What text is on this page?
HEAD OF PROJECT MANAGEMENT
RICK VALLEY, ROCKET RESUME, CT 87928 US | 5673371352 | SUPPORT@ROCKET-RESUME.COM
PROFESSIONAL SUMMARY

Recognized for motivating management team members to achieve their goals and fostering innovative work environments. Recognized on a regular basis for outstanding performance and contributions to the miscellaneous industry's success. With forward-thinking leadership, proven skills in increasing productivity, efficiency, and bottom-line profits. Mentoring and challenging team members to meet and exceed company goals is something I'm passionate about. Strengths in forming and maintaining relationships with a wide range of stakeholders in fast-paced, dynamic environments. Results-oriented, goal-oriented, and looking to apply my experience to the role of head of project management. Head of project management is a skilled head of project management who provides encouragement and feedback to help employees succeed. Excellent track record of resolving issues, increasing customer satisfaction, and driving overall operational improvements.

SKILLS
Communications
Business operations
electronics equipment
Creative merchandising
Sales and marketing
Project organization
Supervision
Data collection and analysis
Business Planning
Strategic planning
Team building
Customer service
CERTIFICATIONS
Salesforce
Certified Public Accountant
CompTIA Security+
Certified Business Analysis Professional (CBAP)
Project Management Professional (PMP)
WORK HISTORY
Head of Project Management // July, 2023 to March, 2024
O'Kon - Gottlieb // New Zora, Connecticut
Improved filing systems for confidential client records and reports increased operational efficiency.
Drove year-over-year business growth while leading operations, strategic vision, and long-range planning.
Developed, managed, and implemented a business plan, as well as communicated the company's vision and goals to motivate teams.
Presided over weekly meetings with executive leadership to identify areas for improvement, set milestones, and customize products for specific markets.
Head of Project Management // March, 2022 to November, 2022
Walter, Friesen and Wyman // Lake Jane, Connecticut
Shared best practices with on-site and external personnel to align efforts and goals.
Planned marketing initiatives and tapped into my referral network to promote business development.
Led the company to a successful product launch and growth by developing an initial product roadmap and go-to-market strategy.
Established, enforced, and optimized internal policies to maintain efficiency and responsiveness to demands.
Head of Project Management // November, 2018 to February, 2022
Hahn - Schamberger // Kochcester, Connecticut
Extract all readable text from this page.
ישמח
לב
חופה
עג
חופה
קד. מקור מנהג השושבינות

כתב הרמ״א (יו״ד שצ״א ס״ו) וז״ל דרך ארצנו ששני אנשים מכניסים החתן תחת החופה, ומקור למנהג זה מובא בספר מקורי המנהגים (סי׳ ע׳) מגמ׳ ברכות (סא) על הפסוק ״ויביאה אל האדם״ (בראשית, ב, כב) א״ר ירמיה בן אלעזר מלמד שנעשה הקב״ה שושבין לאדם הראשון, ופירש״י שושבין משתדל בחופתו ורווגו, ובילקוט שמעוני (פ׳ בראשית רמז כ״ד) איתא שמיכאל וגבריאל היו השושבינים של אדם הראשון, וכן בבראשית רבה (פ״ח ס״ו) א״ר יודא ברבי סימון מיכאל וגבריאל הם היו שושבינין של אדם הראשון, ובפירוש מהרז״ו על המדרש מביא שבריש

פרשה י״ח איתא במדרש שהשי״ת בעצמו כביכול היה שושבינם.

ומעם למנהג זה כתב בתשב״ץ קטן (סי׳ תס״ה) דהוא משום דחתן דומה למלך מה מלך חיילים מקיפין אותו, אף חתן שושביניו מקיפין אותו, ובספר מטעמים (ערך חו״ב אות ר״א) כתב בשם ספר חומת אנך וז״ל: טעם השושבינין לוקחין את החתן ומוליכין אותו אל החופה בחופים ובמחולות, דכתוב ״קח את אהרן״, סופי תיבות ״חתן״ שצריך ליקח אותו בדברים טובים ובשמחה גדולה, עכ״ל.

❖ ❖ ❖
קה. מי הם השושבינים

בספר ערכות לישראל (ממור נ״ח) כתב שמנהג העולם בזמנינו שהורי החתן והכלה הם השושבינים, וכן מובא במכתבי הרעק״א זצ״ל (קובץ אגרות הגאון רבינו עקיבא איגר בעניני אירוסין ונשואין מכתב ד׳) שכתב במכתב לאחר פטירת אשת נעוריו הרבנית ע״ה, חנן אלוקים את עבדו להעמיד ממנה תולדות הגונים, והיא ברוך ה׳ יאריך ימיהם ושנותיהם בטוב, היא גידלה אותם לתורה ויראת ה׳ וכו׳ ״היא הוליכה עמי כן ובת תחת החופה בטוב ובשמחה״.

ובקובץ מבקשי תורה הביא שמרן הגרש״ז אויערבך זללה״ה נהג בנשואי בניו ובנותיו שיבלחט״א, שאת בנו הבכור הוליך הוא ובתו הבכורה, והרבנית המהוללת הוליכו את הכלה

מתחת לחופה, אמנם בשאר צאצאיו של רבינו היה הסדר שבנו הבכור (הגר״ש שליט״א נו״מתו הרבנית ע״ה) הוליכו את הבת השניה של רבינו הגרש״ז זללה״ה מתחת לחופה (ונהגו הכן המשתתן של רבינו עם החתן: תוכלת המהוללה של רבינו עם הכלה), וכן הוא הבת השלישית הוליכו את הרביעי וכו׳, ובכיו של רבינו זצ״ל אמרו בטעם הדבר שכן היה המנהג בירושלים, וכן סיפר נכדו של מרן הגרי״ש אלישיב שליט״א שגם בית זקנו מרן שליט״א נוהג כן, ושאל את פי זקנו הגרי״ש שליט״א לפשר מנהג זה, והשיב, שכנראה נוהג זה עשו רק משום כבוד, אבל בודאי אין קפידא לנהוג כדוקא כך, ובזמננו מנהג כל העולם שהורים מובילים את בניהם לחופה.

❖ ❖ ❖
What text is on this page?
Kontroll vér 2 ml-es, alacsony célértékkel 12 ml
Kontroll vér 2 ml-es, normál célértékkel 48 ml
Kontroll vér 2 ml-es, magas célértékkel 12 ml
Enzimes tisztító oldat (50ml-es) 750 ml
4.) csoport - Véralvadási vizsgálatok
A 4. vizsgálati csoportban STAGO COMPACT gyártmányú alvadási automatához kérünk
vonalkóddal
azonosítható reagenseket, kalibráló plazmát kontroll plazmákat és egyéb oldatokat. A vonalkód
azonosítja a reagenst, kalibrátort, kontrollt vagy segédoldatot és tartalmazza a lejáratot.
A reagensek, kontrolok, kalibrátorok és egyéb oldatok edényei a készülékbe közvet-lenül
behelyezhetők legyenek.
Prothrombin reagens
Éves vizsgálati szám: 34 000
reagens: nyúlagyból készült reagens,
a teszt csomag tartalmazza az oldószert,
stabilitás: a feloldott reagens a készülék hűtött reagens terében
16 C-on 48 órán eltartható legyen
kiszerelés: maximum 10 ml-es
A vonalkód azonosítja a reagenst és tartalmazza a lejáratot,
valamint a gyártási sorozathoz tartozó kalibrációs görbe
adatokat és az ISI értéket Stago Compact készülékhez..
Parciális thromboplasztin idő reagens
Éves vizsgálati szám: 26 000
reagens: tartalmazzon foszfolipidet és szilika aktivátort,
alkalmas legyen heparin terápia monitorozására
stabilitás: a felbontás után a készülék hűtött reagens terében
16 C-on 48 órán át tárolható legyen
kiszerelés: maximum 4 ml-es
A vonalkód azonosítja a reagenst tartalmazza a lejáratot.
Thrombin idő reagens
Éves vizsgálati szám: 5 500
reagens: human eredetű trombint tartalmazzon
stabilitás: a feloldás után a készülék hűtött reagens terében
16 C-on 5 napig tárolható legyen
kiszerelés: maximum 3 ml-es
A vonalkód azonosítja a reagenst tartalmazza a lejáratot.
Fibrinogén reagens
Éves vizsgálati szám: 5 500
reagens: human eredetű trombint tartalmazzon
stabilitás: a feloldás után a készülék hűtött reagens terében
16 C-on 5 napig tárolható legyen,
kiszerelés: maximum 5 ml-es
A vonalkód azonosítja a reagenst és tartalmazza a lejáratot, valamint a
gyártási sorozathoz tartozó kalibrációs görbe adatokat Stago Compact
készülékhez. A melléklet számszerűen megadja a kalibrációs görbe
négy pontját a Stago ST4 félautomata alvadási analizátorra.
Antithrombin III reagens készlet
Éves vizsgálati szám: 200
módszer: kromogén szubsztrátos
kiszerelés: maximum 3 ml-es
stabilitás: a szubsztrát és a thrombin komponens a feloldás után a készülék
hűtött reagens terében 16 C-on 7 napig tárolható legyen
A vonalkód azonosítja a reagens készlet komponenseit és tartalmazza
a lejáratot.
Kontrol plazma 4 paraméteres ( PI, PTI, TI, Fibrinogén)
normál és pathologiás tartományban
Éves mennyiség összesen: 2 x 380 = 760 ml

▶ **Short task**:
Show the lines that mention the word "growth".

▶ **Correct result**:
Drove year-over-year business growth while leading operations, strategic vision, and long-range planning.
Led the company to a successful product launch and growth by developing an initial product roadmap and go-to-market strategy.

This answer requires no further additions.